Exercise objective: Please copy every line of the records below that holds the word "shown".

Excerpted records:
........

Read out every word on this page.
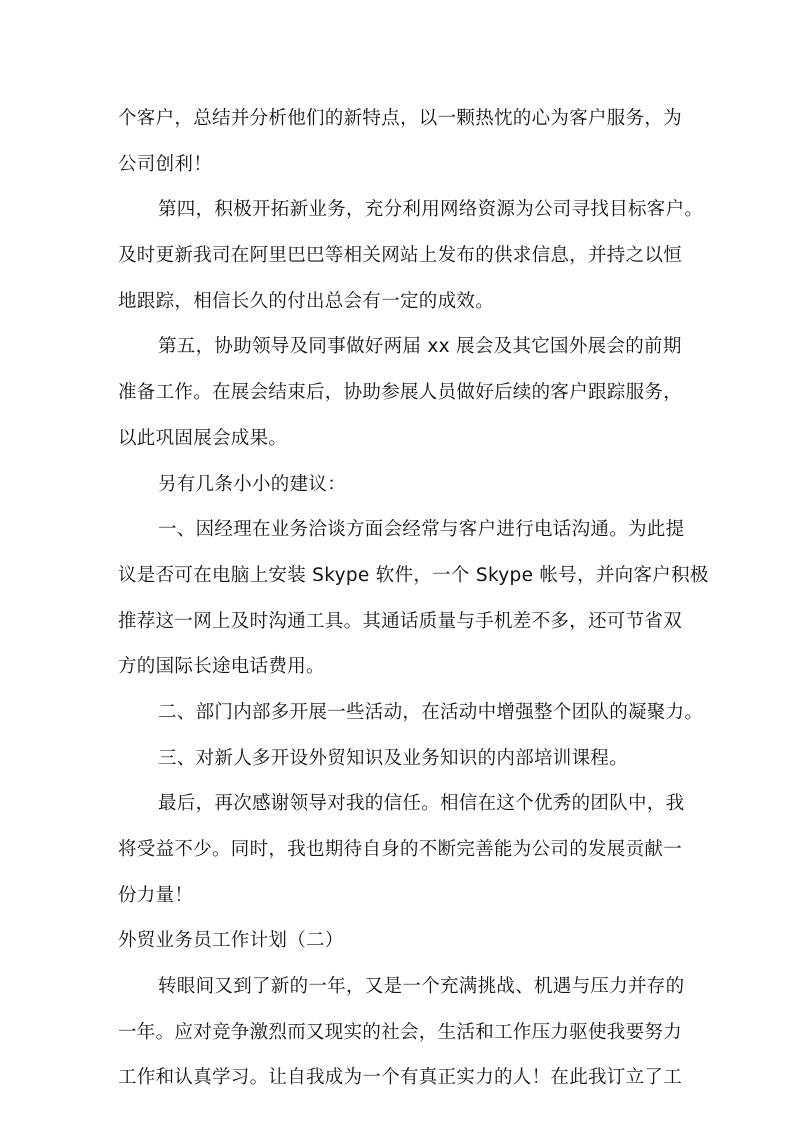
个客户，总结并分析他们的新特点，以一颗热忱的心为客户服务，为
公司创利！
第四，积极开拓新业务，充分利用网络资源为公司寻找目标客户。
及时更新我司在阿里巴巴等相关网站上发布的供求信息，并持之以恒
地跟踪，相信长久的付出总会有一定的成效。
第五，协助领导及同事做好两届 xx 展会及其它国外展会的前期
准备工作。在展会结束后，协助参展人员做好后续的客户跟踪服务，
以此巩固展会成果。
另有几条小小的建议：
一、因经理在业务洽谈方面会经常与客户进行电话沟通。为此提
议是否可在电脑上安装 Skype 软件，一个 Skype 帐号，并向客户积极
推荐这一网上及时沟通工具。其通话质量与手机差不多，还可节省双
方的国际长途电话费用。
二、部门内部多开展一些活动，在活动中增强整个团队的凝聚力。
三、对新人多开设外贸知识及业务知识的内部培训课程。
最后，再次感谢领导对我的信任。相信在这个优秀的团队中，我
将受益不少。同时，我也期待自身的不断完善能为公司的发展贡献一
份力量！
外贸业务员工作计划（二）
转眼间又到了新的一年，又是一个充满挑战、机遇与压力并存的
一年。应对竞争激烈而又现实的社会，生活和工作压力驱使我要努力
工作和认真学习。让自我成为一个有真正实力的人！在此我订立了工
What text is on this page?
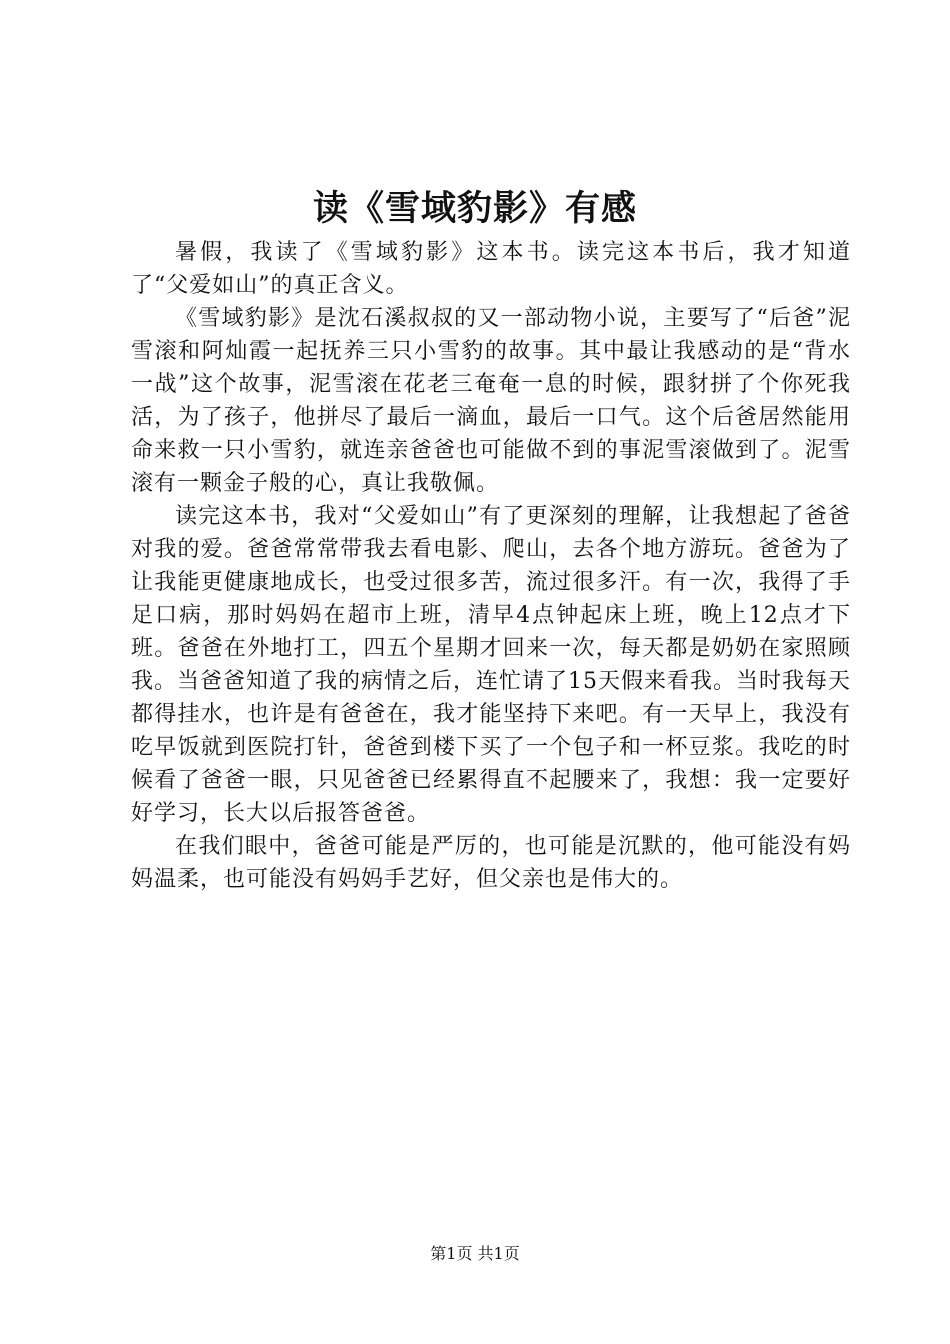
读《雪域豹影》有感

暑假，我读了《雪域豹影》这本书。读完这本书后，我才知道了“父爱如山”的真正含义。

《雪域豹影》是沈石溪叔叔的又一部动物小说，主要写了“后爸”泥雪滚和阿灿霞一起抚养三只小雪豹的故事。其中最让我感动的是“背水一战”这个故事，泥雪滚在花老三奄奄一息的时候，跟豺拼了个你死我活，为了孩子，他拼尽了最后一滴血，最后一口气。这个后爸居然能用命来救一只小雪豹，就连亲爸爸也可能做不到的事泥雪滚做到了。泥雪滚有一颗金子般的心，真让我敬佩。

读完这本书，我对“父爱如山”有了更深刻的理解，让我想起了爸爸对我的爱。爸爸常常带我去看电影、爬山，去各个地方游玩。爸爸为了让我能更健康地成长，也受过很多苦，流过很多汗。有一次，我得了手足口病，那时妈妈在超市上班，清早4点钟起床上班，晚上12点才下班。爸爸在外地打工，四五个星期才回来一次，每天都是奶奶在家照顾我。当爸爸知道了我的病情之后，连忙请了15天假来看我。当时我每天都得挂水，也许是有爸爸在，我才能坚持下来吧。有一天早上，我没有吃早饭就到医院打针，爸爸到楼下买了一个包子和一杯豆浆。我吃的时候看了爸爸一眼，只见爸爸已经累得直不起腰来了，我想：我一定要好好学习，长大以后报答爸爸。

在我们眼中，爸爸可能是严厉的，也可能是沉默的，他可能没有妈妈温柔，也可能没有妈妈手艺好，但父亲也是伟大的。

第1页 共1页
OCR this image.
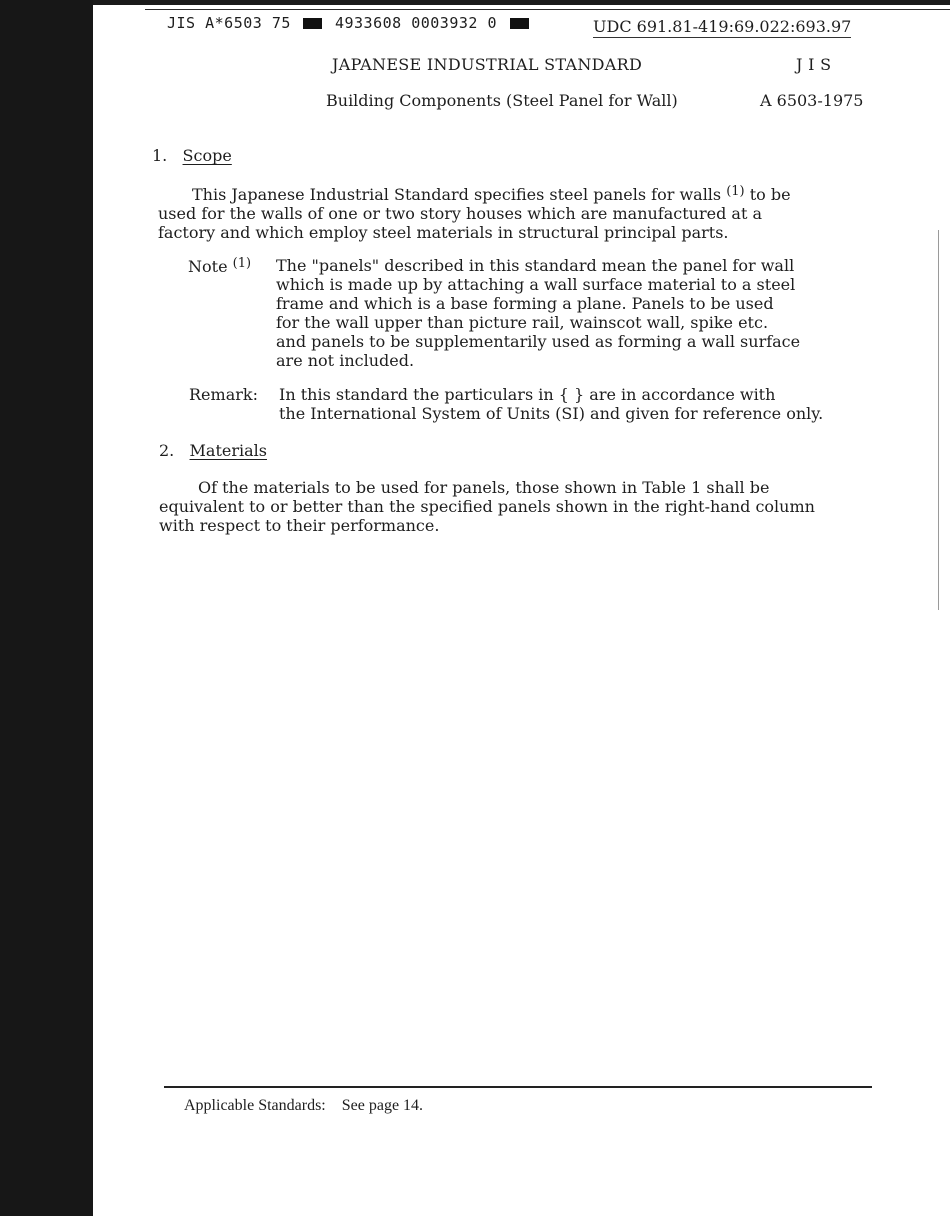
JIS A*6503 75	4933608 0003932 0	UDC 691.81-419:69.022:693.97
JAPANESE INDUSTRIAL STANDARD	J I S
Building Components (Steel Panel for Wall)	A 6503-1975
1. Scope
This Japanese Industrial Standard specifies steel panels for walls $^{(1)}$ to be
used for the walls of one or two story houses which are manufactured at a
factory and which employ steel materials in structural principal parts.
Note $^{(1)}$ The "panels" described in this standard mean the panel for wall
which is made up by attaching a wall surface material to a steel
frame and which is a base forming a plane. Panels to be used
for the wall upper than picture rail, wainscot wall, spike etc.
and panels to be supplementarily used as forming a wall surface
are not included.
Remark: In this standard the particulars in { } are in accordance with
the International System of Units (SI) and given for reference only.
2. Materials
Of the materials to be used for panels, those shown in Table 1 shall be
equivalent to or better than the specified panels shown in the right-hand column
with respect to their performance.
Applicable Standards: See page 14.
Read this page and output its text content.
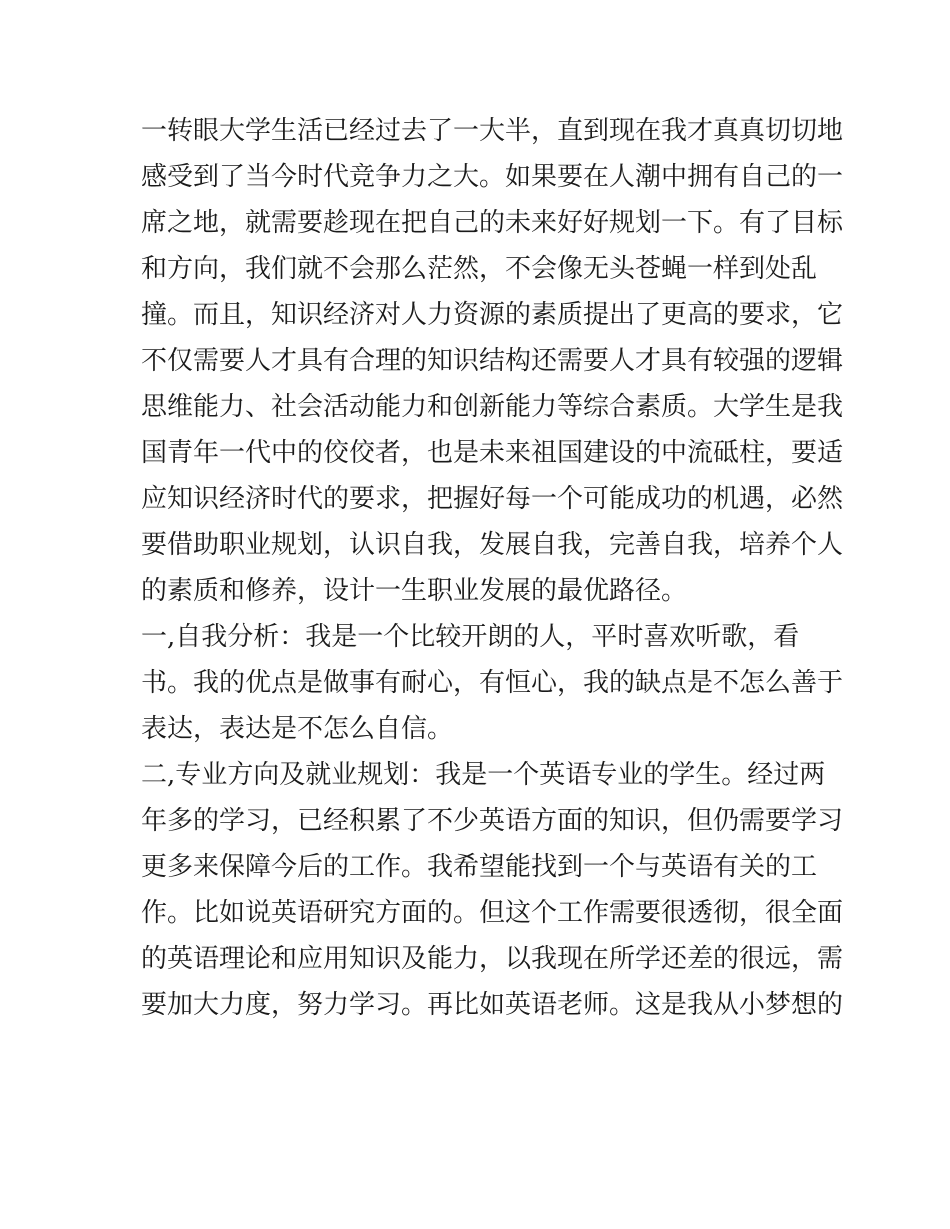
一转眼大学生活已经过去了一大半，直到现在我才真真切切地
感受到了当今时代竞争力之大。如果要在人潮中拥有自己的一
席之地，就需要趁现在把自己的未来好好规划一下。有了目标
和方向，我们就不会那么茫然，不会像无头苍蝇一样到处乱
撞。而且，知识经济对人力资源的素质提出了更高的要求，它
不仅需要人才具有合理的知识结构还需要人才具有较强的逻辑
思维能力、社会活动能力和创新能力等综合素质。大学生是我
国青年一代中的佼佼者，也是未来祖国建设的中流砥柱，要适
应知识经济时代的要求，把握好每一个可能成功的机遇，必然
要借助职业规划，认识自我，发展自我，完善自我，培养个人
的素质和修养，设计一生职业发展的最优路径。
一,自我分析：我是一个比较开朗的人，平时喜欢听歌，看
书。我的优点是做事有耐心，有恒心，我的缺点是不怎么善于
表达，表达是不怎么自信。
二,专业方向及就业规划：我是一个英语专业的学生。经过两
年多的学习，已经积累了不少英语方面的知识，但仍需要学习
更多来保障今后的工作。我希望能找到一个与英语有关的工
作。比如说英语研究方面的。但这个工作需要很透彻，很全面
的英语理论和应用知识及能力，以我现在所学还差的很远，需
要加大力度，努力学习。再比如英语老师。这是我从小梦想的
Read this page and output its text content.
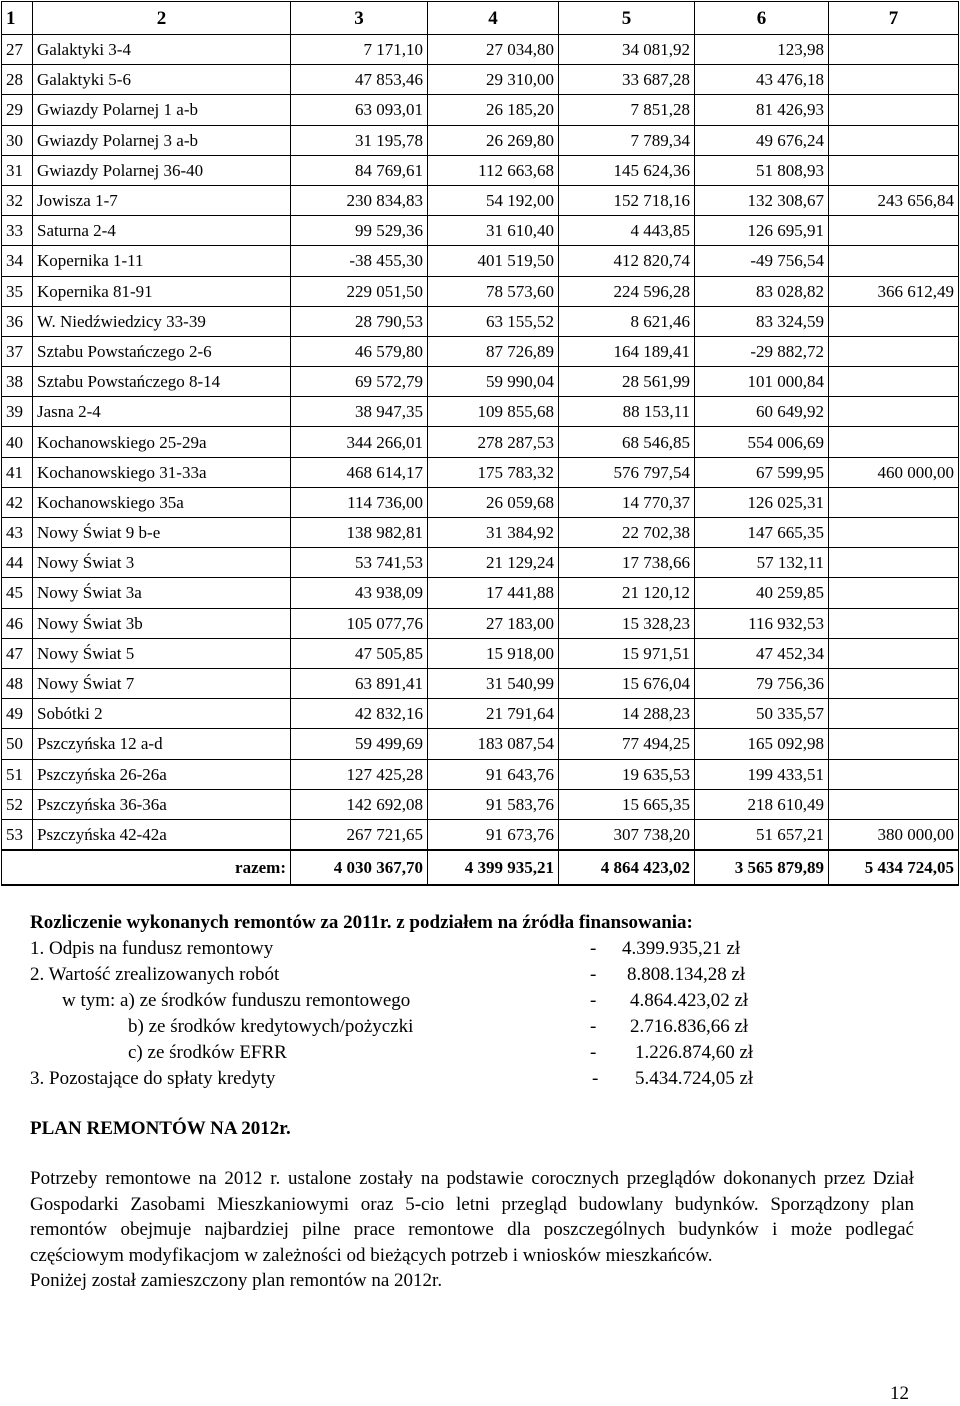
1	2	3	4	5	6	7
27	Galaktyki 3-4	7 171,10	27 034,80	34 081,92	123,98	
28	Galaktyki 5-6	47 853,46	29 310,00	33 687,28	43 476,18	
29	Gwiazdy Polarnej 1 a-b	63 093,01	26 185,20	7 851,28	81 426,93	
30	Gwiazdy Polarnej 3 a-b	31 195,78	26 269,80	7 789,34	49 676,24	
31	Gwiazdy Polarnej 36-40	84 769,61	112 663,68	145 624,36	51 808,93	
32	Jowisza 1-7	230 834,83	54 192,00	152 718,16	132 308,67	243 656,84
33	Saturna 2-4	99 529,36	31 610,40	4 443,85	126 695,91	
34	Kopernika 1-11	-38 455,30	401 519,50	412 820,74	-49 756,54	
35	Kopernika 81-91	229 051,50	78 573,60	224 596,28	83 028,82	366 612,49
36	W. Niedźwiedzicy 33-39	28 790,53	63 155,52	8 621,46	83 324,59	
37	Sztabu Powstańczego 2-6	46 579,80	87 726,89	164 189,41	-29 882,72	
38	Sztabu Powstańczego 8-14	69 572,79	59 990,04	28 561,99	101 000,84	
39	Jasna 2-4	38 947,35	109 855,68	88 153,11	60 649,92	
40	Kochanowskiego 25-29a	344 266,01	278 287,53	68 546,85	554 006,69	
41	Kochanowskiego 31-33a	468 614,17	175 783,32	576 797,54	67 599,95	460 000,00
42	Kochanowskiego 35a	114 736,00	26 059,68	14 770,37	126 025,31	
43	Nowy Świat 9 b-e	138 982,81	31 384,92	22 702,38	147 665,35	
44	Nowy Świat 3	53 741,53	21 129,24	17 738,66	57 132,11	
45	Nowy Świat 3a	43 938,09	17 441,88	21 120,12	40 259,85	
46	Nowy Świat 3b	105 077,76	27 183,00	15 328,23	116 932,53	
47	Nowy Świat 5	47 505,85	15 918,00	15 971,51	47 452,34	
48	Nowy Świat 7	63 891,41	31 540,99	15 676,04	79 756,36	
49	Sobótki 2	42 832,16	21 791,64	14 288,23	50 335,57	
50	Pszczyńska 12 a-d	59 499,69	183 087,54	77 494,25	165 092,98	
51	Pszczyńska 26-26a	127 425,28	91 643,76	19 635,53	199 433,51	
52	Pszczyńska 36-36a	142 692,08	91 583,76	15 665,35	218 610,49	
53	Pszczyńska 42-42a	267 721,65	91 673,76	307 738,20	51 657,21	380 000,00
	razem:	4 030 367,70	4 399 935,21	4 864 423,02	3 565 879,89	5 434 724,05
Rozliczenie wykonanych remontów za 2011r. z podziałem na źródła finansowania:
1. Odpis na fundusz remontowy	- 4.399.935,21 zł
2. Wartość zrealizowanych robót	- 8.808.134,28 zł
w tym: a) ze środków funduszu remontowego	- 4.864.423,02 zł
b) ze środków kredytowych/pożyczki	- 2.716.836,66 zł
c) ze środków EFRR	- 1.226.874,60 zł
3. Pozostające do spłaty kredyty	- 5.434.724,05 zł
PLAN REMONTÓW NA 2012r.

Potrzeby remontowe na 2012 r. ustalone zostały na podstawie corocznych przeglądów dokonanych przez Dział Gospodarki Zasobami Mieszkaniowymi oraz 5-cio letni przegląd budowlany budynków. Sporządzony plan remontów obejmuje najbardziej pilne prace remontowe dla poszczególnych budynków i może podlegać częściowym modyfikacjom w zależności od bieżących potrzeb i wniosków mieszkańców.

Poniżej został zamieszczony plan remontów na 2012r.

12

........

Task output:
Of the materials to be used for panels, those shown in Table 1 shall be
equivalent to or better than the specified panels shown in the right-hand column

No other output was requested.